--- Instructions for the task ---
List, from the lines below, each one with "yang" in it.

--- Excerpted data ---
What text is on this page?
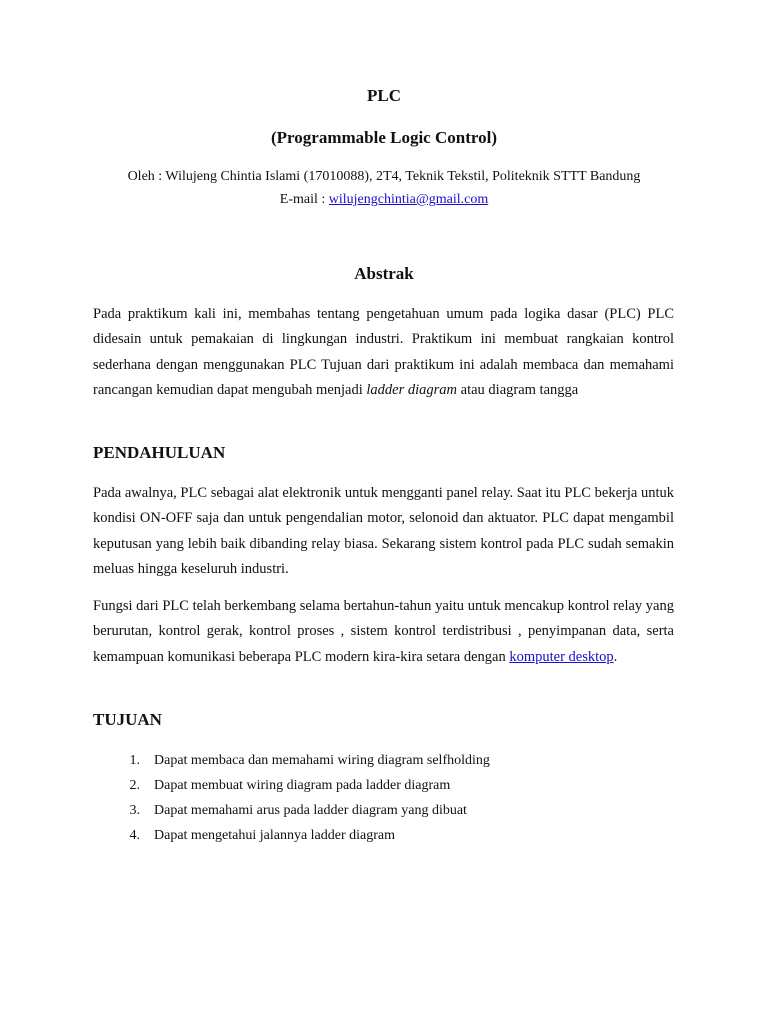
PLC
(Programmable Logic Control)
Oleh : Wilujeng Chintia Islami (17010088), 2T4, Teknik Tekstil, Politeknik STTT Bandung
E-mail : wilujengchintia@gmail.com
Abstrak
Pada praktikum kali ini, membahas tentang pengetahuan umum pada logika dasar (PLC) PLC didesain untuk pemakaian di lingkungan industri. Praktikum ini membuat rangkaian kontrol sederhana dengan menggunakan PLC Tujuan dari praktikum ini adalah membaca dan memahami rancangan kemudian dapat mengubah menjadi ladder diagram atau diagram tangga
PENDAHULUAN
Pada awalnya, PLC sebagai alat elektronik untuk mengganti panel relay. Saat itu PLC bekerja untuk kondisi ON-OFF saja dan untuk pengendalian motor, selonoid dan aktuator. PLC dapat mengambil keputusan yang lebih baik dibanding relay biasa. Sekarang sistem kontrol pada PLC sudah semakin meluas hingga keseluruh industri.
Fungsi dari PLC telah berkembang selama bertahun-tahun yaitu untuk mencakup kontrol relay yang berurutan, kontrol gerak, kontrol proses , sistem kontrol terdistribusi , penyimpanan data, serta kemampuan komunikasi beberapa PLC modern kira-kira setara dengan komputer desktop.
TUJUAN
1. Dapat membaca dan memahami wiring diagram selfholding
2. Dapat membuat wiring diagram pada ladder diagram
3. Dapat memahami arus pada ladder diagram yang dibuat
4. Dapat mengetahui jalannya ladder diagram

--- Written solution ---
Pada awalnya, PLC sebagai alat elektronik untuk mengganti panel relay. Saat itu PLC bekerja untuk kondisi ON-OFF saja dan untuk pengendalian motor, selonoid dan aktuator. PLC dapat mengambil keputusan yang lebih baik dibanding relay biasa. Sekarang sistem kontrol pada PLC sudah semakin meluas hingga keseluruh industri.
Fungsi dari PLC telah berkembang selama bertahun-tahun yaitu untuk mencakup kontrol relay yang berurutan, kontrol gerak, kontrol proses , sistem kontrol terdistribusi , penyimpanan data, serta kemampuan komunikasi beberapa PLC modern kira-kira setara dengan komputer desktop.
3. Dapat memahami arus pada ladder diagram yang dibuat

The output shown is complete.